** INPUT **
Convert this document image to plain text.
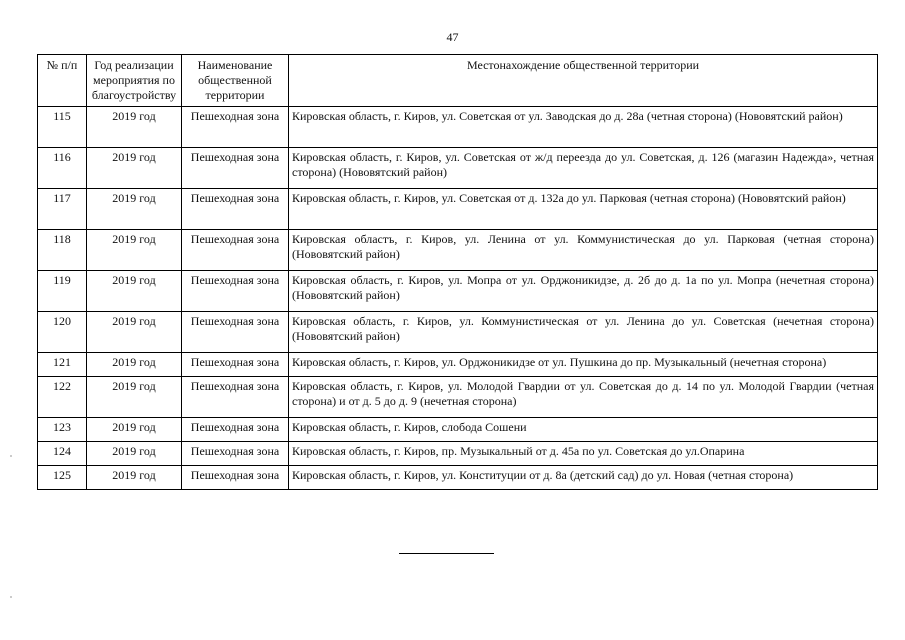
47
№ п/п	Год реализации мероприятия по благоустройству	Наименование общественной территории	Местонахождение общественной территории
115	2019 год	Пешеходная зона	Кировская область, г. Киров, ул. Советская от ул. Заводская до д. 28а (четная сторона) (Нововятский район)
116	2019 год	Пешеходная зона	Кировская область, г. Киров, ул. Советская от ж/д переезда до ул. Советская, д. 126 (магазин Надежда», четная сторона) (Нововятский район)
117	2019 год	Пешеходная зона	Кировская область, г. Киров, ул. Советская от д. 132а до ул. Парковая (четная сторона) (Нововятский район)
118	2019 год	Пешеходная зона	Кировская областъ, г. Киров, ул. Ленина от ул. Коммунистическая до ул. Парковая (четная сторона) (Нововятский район)
119	2019 год	Пешеходная зона	Кировская область, г. Киров, ул. Мопра от ул. Орджоникидзе, д. 2б до д. 1а по ул. Мопра (нечетная сторона) (Нововятский район)
120	2019 год	Пешеходная зона	Кировская область, г. Киров, ул. Коммунистическая от ул. Ленина до ул. Советская (нечетная сторона) (Нововятский район)
121	2019 год	Пешеходная зона	Кировская область, г. Киров, ул. Орджоникидзе от ул. Пушкина до пр. Музыкальный (нечетная сторона)
122	2019 год	Пешеходная зона	Кировская область, г. Киров, ул. Молодой Гвардии от ул. Советская до д. 14 по ул. Молодой Гвардии (четная сторона) и от д. 5 до д. 9 (нечетная сторона)
123	2019 год	Пешеходная зона	Кировская область, г. Киров, слобода Сошени
124	2019 год	Пешеходная зона	Кировская область, г. Киров, пр. Музыкальный от д. 45а по ул. Советская до ул.Опарина
125	2019 год	Пешеходная зона	Кировская область, г. Киров, ул. Конституции от д. 8а (детский сад) до ул. Новая (четная сторона)
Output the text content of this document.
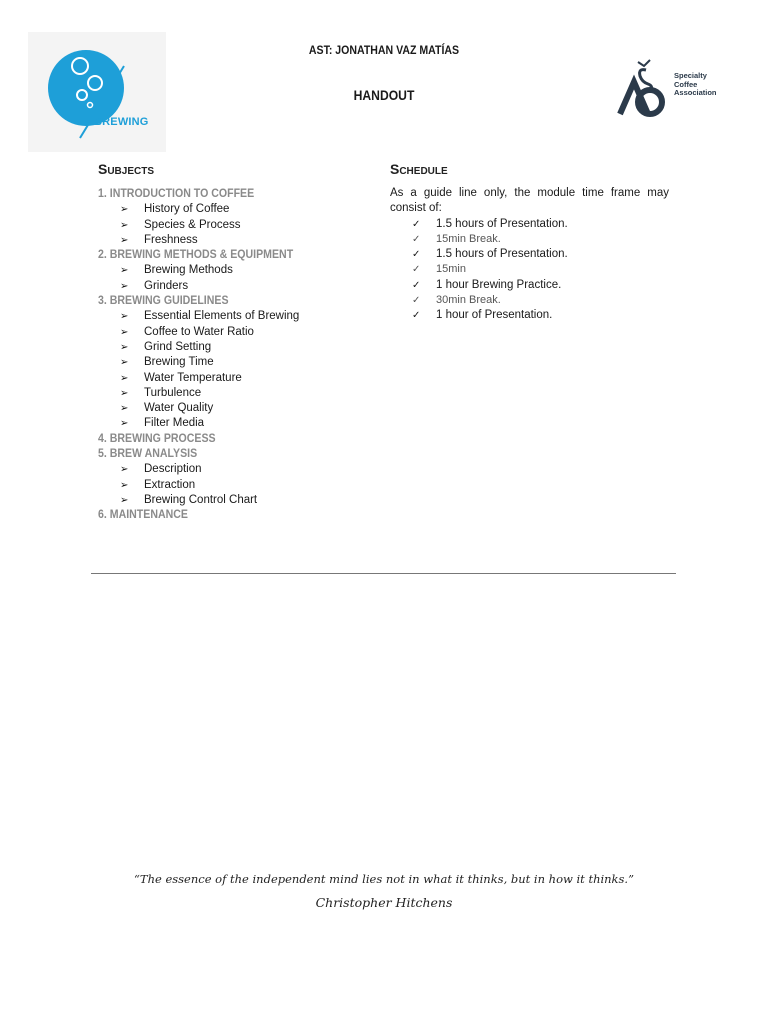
BREWING
AST: JONATHAN VAZ MATÍAS
HANDOUT
Specialty
Coffee
Association
Subjects	Schedule
1. INTRODUCTION TO COFFEE
➢ History of Coffee
➢ Species & Process
➢ Freshness
2. BREWING METHODS & EQUIPMENT
➢ Brewing Methods
➢ Grinders
3. BREWING GUIDELINES
➢ Essential Elements of Brewing
➢ Coffee to Water Ratio
➢ Grind Setting
➢ Brewing Time
➢ Water Temperature
➢ Turbulence
➢ Water Quality
➢ Filter Media
4. BREWING PROCESS
5. BREW ANALYSIS
➢ Description
➢ Extraction
➢ Brewing Control Chart
6. MAINTENANCE
As a guide line only, the module time frame may consist of:
✓ 1.5 hours of Presentation.
✓ 15min Break.
✓ 1.5 hours of Presentation.
✓ 15min
✓ 1 hour Brewing Practice.
✓ 30min Break.
✓ 1 hour of Presentation.
“The essence of the independent mind lies not in what it thinks, but in how it thinks.”
Christopher Hitchens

** EXERCISE DETAILS **
Find the word "Музыкальный" in the entries above and gather every line that holds it.

** FINISHED ANSWER **
121	2019 год	Пешеходная зона	Кировская область, г. Киров, ул. Орджоникидзе от ул. Пушкина до пр. Музыкальный (нечетная сторона)
124	2019 год	Пешеходная зона	Кировская область, г. Киров, пр. Музыкальный от д. 45а по ул. Советская до ул.Опарина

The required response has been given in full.